**Problem to work on:** How many of the lines that follow contain the word "范围内的单一频率或频段"? Give only the number.
──────
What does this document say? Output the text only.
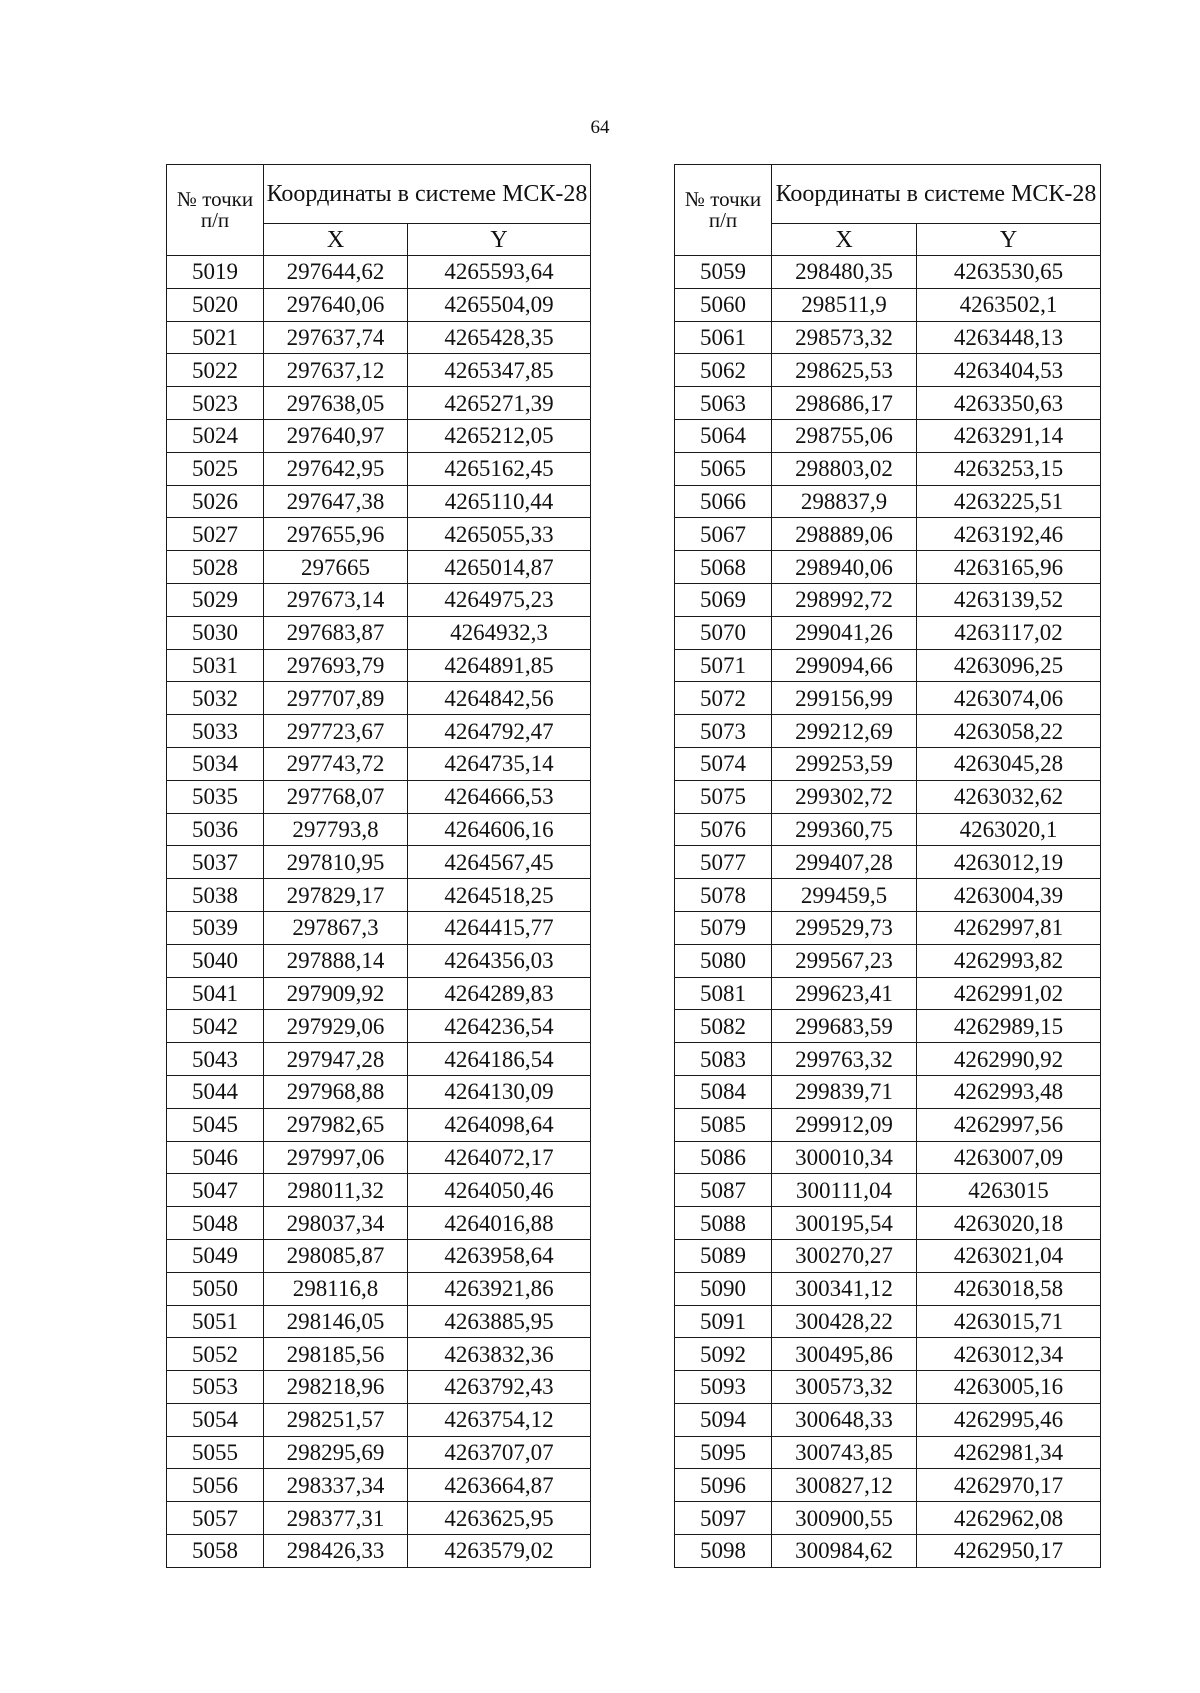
64
№ точки п/п	Координаты в системе МСК-28	
	X	Y
5019	297644,62	4265593,64
5020	297640,06	4265504,09
5021	297637,74	4265428,35
5022	297637,12	4265347,85
5023	297638,05	4265271,39
5024	297640,97	4265212,05
5025	297642,95	4265162,45
5026	297647,38	4265110,44
5027	297655,96	4265055,33
5028	297665	4265014,87
5029	297673,14	4264975,23
5030	297683,87	4264932,3
5031	297693,79	4264891,85
5032	297707,89	4264842,56
5033	297723,67	4264792,47
5034	297743,72	4264735,14
5035	297768,07	4264666,53
5036	297793,8	4264606,16
5037	297810,95	4264567,45
5038	297829,17	4264518,25
5039	297867,3	4264415,77
5040	297888,14	4264356,03
5041	297909,92	4264289,83
5042	297929,06	4264236,54
5043	297947,28	4264186,54
5044	297968,88	4264130,09
5045	297982,65	4264098,64
5046	297997,06	4264072,17
5047	298011,32	4264050,46
5048	298037,34	4264016,88
5049	298085,87	4263958,64
5050	298116,8	4263921,86
5051	298146,05	4263885,95
5052	298185,56	4263832,36
5053	298218,96	4263792,43
5054	298251,57	4263754,12
5055	298295,69	4263707,07
5056	298337,34	4263664,87
5057	298377,31	4263625,95
5058	298426,33	4263579,02
№ точки п/п	Координаты в системе МСК-28	
	X	Y
5059	298480,35	4263530,65
5060	298511,9	4263502,1
5061	298573,32	4263448,13
5062	298625,53	4263404,53
5063	298686,17	4263350,63
5064	298755,06	4263291,14
5065	298803,02	4263253,15
5066	298837,9	4263225,51
5067	298889,06	4263192,46
5068	298940,06	4263165,96
5069	298992,72	4263139,52
5070	299041,26	4263117,02
5071	299094,66	4263096,25
5072	299156,99	4263074,06
5073	299212,69	4263058,22
5074	299253,59	4263045,28
5075	299302,72	4263032,62
5076	299360,75	4263020,1
5077	299407,28	4263012,19
5078	299459,5	4263004,39
5079	299529,73	4262997,81
5080	299567,23	4262993,82
5081	299623,41	4262991,02
5082	299683,59	4262989,15
5083	299763,32	4262990,92
5084	299839,71	4262993,48
5085	299912,09	4262997,56
5086	300010,34	4263007,09
5087	300111,04	4263015
5088	300195,54	4263020,18
5089	300270,27	4263021,04
5090	300341,12	4263018,58
5091	300428,22	4263015,71
5092	300495,86	4263012,34
5093	300573,32	4263005,16
5094	300648,33	4262995,46
5095	300743,85	4262981,34
5096	300827,12	4262970,17
5097	300900,55	4262962,08
5098	300984,62	4262950,17
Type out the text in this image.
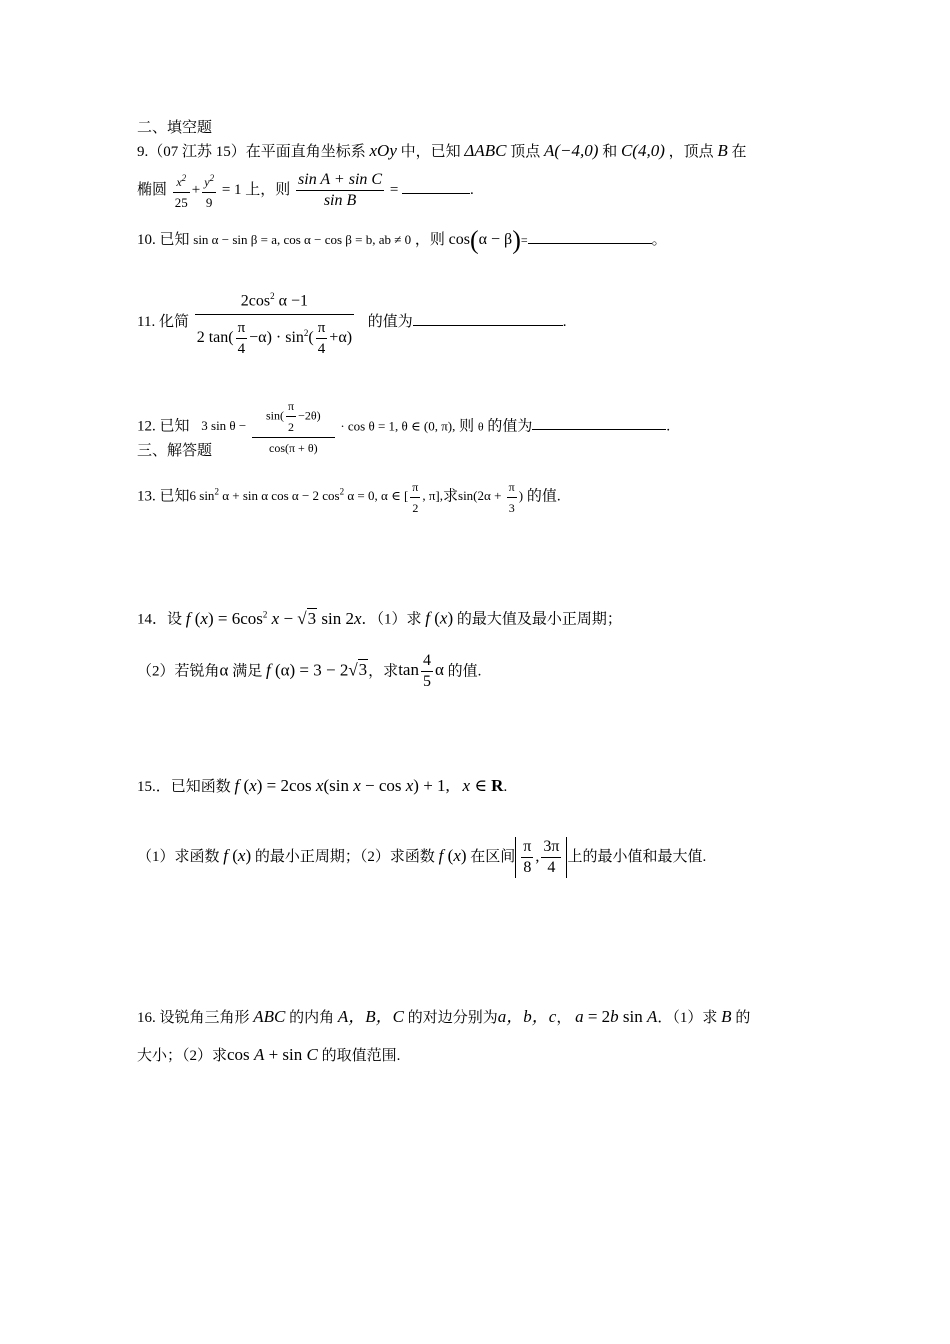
二、填空题
9.（07 江苏 15）在平面直角坐标系 xOy 中，已知 ΔABC 顶点 A(−4,0) 和 C(4,0) ，顶点 B 在
椭圆 $\frac{x^2}{25} + \frac{y^2}{9} = 1$ 上，则 $\frac{\text{sin A + sin C}}{\text{sin B}}$ =	.
10. 已知 sin α − sin β = a, cos α − cos β = b, ab ≠ 0 ，则 cos(α − β)=	。
11. 化简 $\frac{2\cos^2 \alpha -1}{2 \tan( \frac{\pi}{4} -\alpha) \cdot \sin^2( \frac{\pi}{4} +\alpha)}$ 的值为	.
12. 已知 3 $\sin \theta - \frac{\sin( \frac{\pi}{2} -2\theta)}{\cos(\pi + \theta)} \cdot \cos \theta = 1$, θ ∈ (0, π), 则 θ 的值为	.
三、解答题
13. 已知6 $\sin^2 \alpha + \sin \alpha$ cos α − 2 $\cos^2 \alpha = 0$, α ∈ [ $\frac{\pi}{2}$ , π],求$\sin(2\alpha + \frac{\pi}{3}$ ) 的值.
14．设 f $(x) = 6\cos^2$ x − √3 sin 2x．（1）求 f (x) 的最大值及最小正周期；
（2）若锐角α 满足 f (α) = 3 − 2√3，求$\tan \frac{4}{5}$ α 的值.
15.．已知函数 f (x) = 2cos x(sin x − cos x) + 1,   x ∈ R.
（1）求函数 f (x) 的最小正周期；（2）求函数 f (x) 在区间 $\frac{\pi}{8}$ , $\frac{3\pi}{4}$ 上的最小值和最大值.
16. 设锐角三角形 ABC 的内角 A，B，C 的对边分别为a，b，c， a = 2b sin A．（1）求 B 的
大小；（2）求cos A + sin C 的取值范围.
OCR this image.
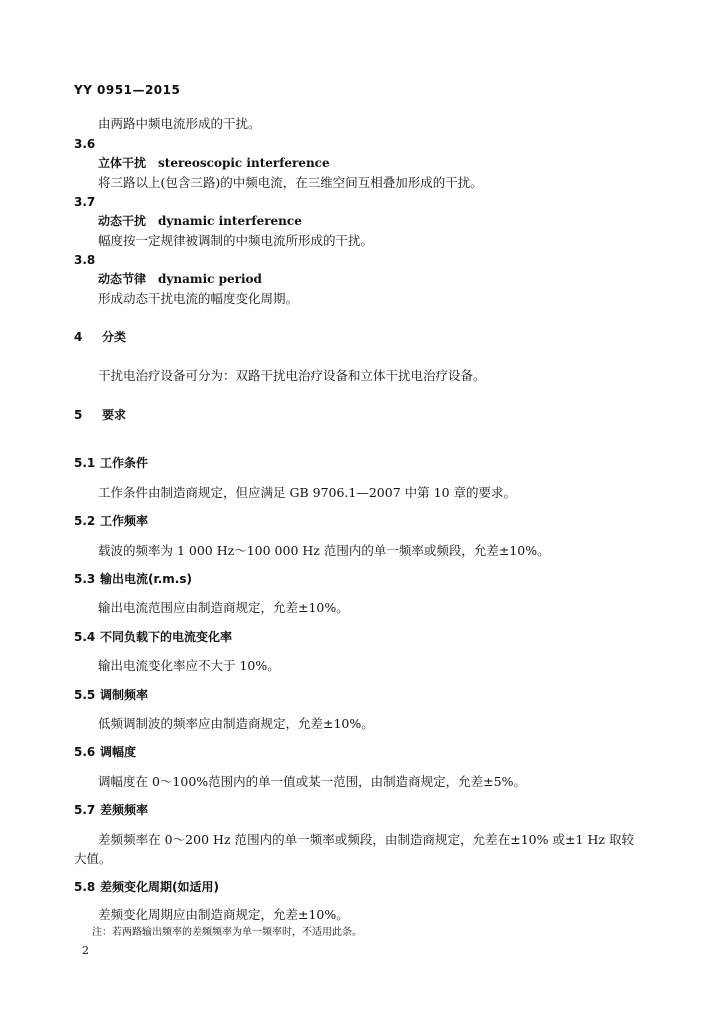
YY 0951—2015
由两路中频电流形成的干扰。
3.6
立体干扰 stereoscopic interference
将三路以上(包含三路)的中频电流，在三维空间互相叠加形成的干扰。
3.7
动态干扰 dynamic interference
幅度按一定规律被调制的中频电流所形成的干扰。
3.8
动态节律 dynamic period
形成动态干扰电流的幅度变化周期。
4 分类
干扰电治疗设备可分为：双路干扰电治疗设备和立体干扰电治疗设备。
5 要求
5.1 工作条件
工作条件由制造商规定，但应满足 GB 9706.1—2007 中第 10 章的要求。
5.2 工作频率
载波的频率为 1 000 Hz～100 000 Hz 范围内的单一频率或频段，允差±10%。
5.3 输出电流(r.m.s)
输出电流范围应由制造商规定，允差±10%。
5.4 不同负载下的电流变化率
输出电流变化率应不大于 10%。
5.5 调制频率
低频调制波的频率应由制造商规定，允差±10%。
5.6 调幅度
调幅度在 0～100%范围内的单一值或某一范围，由制造商规定，允差±5%。
5.7 差频频率
差频频率在 0～200 Hz 范围内的单一频率或频段，由制造商规定，允差在±10% 或±1 Hz 取较
大值。
5.8 差频变化周期(如适用)
差频变化周期应由制造商规定，允差±10%。
注：若两路输出频率的差频频率为单一频率时，不适用此条。
2
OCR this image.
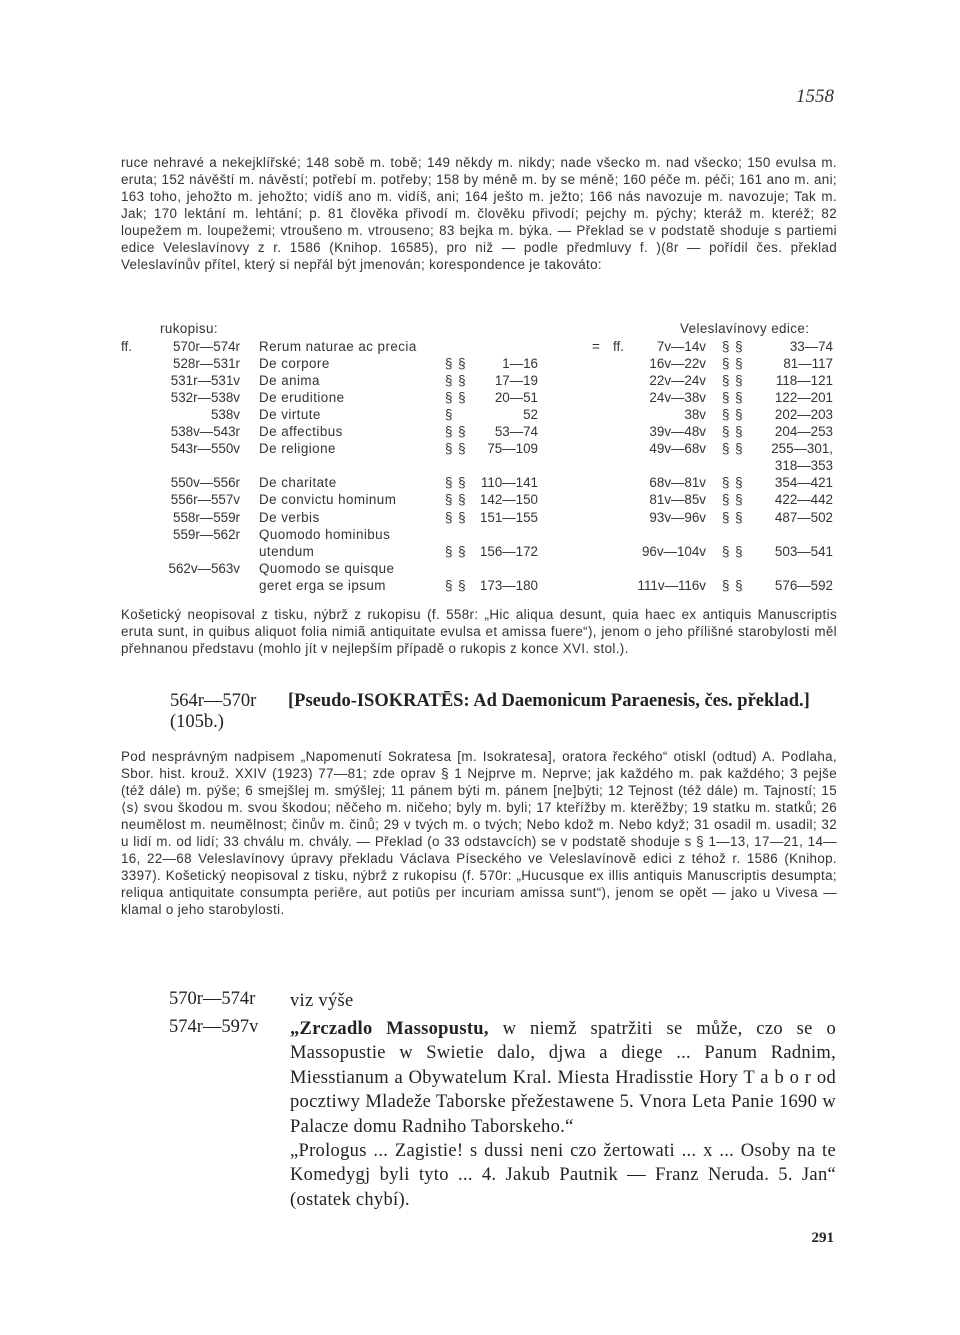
1558
ruce nehravé a nekejklířské; 148 sobě m. tobě; 149 někdy m. nikdy; nade všecko m. nad všecko; 150 evulsa m. eruta; 152 návěští m. návěstí; potřebí m. potřeby; 158 by méně m. by se méně; 160 péče m. péči; 161 ano m. ani; 163 toho, jehožto m. jehožto; vidíš ano m. vidíš, ani; 164 ješto m. ježto; 166 nás navozuje m. navozuje; Tak m. Jak; 170 lektání m. lehtání; p. 81 člověka přivodí m. člověku přivodí; pejchy m. pýchy; kteráž m. kteréž; 82 loupežem m. loupežemi; vtroušeno m. vtrouseno; 83 bejka m. býka. — Překlad se v podstatě shoduje s partiemi edice Veleslavínovy z r. 1586 (Knihop. 16585), pro niž — podle předmluvy f. )(8r — pořídil čes. překlad Veleslavínův přítel, který si nepřál být jmenován; korespondence je takováto:
rukopisu:	Veleslavínovy edice:
ff.	570r—574r Rerum naturae ac precia	= ff. 7v—14v § §	33—74
528r—531r De corpore	§ §	1—16	16v—22v § §	81—117
531r—531v De anima	§ § 17—19	22v—24v § § 118—121
532r—538v De eruditione	§ § 20—51	24v—38v § § 122—201
538v De virtute	§	52	38v § § 202—203
538v—543r De affectibus	§ § 53—74	39v—48v § § 204—253
543r—550v De religione	§ § 75—109	49v—68v § § 255—301,
318—353
550v—556r De charitate	§ § 110—141	68v—81v § § 354—421
556r—557v De convictu hominum	§ § 142—150	81v—85v § § 422—442
558r—559r De verbis	§ § 151—155	93v—96v § § 487—502
559r—562r Quomodo hominibus
utendum	§ § 156—172	96v—104v § § 503—541
562v—563v Quomodo se quisque
geret erga se ipsum	§ § 173—180	111v—116v § § 576—592
Košetický neopisoval z tisku, nýbrž z rukopisu (f. 558r: „Hic aliqua desunt, quia haec ex antiquis Manuscriptis eruta sunt, in quibus aliquot folia nimiã antiquitate evulsa et amissa fuere“), jenom o jeho přílišné starobylosti měl přehnanou představu (mohlo jít v nejlepším případě o rukopis z konce XVI. stol.).
564r—570r
(105b.)
[Pseudo-ISOKRATĒS: Ad Daemonicum Paraenesis, čes. překlad.]
Pod nesprávným nadpisem „Napomenutí Sokratesa [m. Isokratesa], oratora řeckého“ otiskl (odtud) A. Podlaha, Sbor. hist. krouž. XXIV (1923) 77—81; zde oprav § 1 Nejprve m. Neprve; jak každého m. pak každého; 3 pejše (též dále) m. pýše; 6 smejšlej m. smýšlej; 11 pánem býti m. pánem [ne]býti; 12 Tejnost (též dále) m. Tajností; 15 ⟨s⟩ svou škodou m. svou škodou; něčeho m. ničeho; byly m. byli; 17 kteřížby m. kterěžby; 19 statku m. statků; 26 neumělost m. neumělnost; činův m. činů; 29 v tvých m. o tvých; Nebo kdož m. Nebo když; 31 osadil m. usadil; 32 u lidí m. od lidí; 33 chválu m. chvály. — Překlad (o 33 odstavcích) se v podstatě shoduje s § 1—13, 17—21, 14—16, 22—68 Veleslavínovy úpravy překladu Václava Píseckého ve Veleslavínově edici z téhož r. 1586 (Knihop. 3397). Košetický neopisoval z tisku, nýbrž z rukopisu (f. 570r: „Hucusque ex illis antiquis Manuscriptis desumpta; reliqua antiquitate consumpta periēre, aut potiūs per incuriam amissa sunt“), jenom se opět — jako u Vivesa — klamal o jeho starobylosti.
570r—574r viz výše
574r—597v „Zrczadlo Massopustu, w niemž spatržiti se může, czo se o Massopustie w Swietie dalo, djwa a diege ... Panum Radnim, Miesstianum a Obywatelum Kral. Miesta Hradisstie Hory T a b o r od pocztiwy Mladeže Taborske přežestawene 5. Vnora Leta Panie 1690 w Palacze domu Radniho Taborskeho.“
„Prologus ... Zagistie! s dussi neni czo žertowati ... x ... Osoby na te Komedygj byli tyto ... 4. Jakub Pautnik — Franz Neruda. 5. Jan“ (ostatek chybí).
291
──────
**Response for this exercise:** 2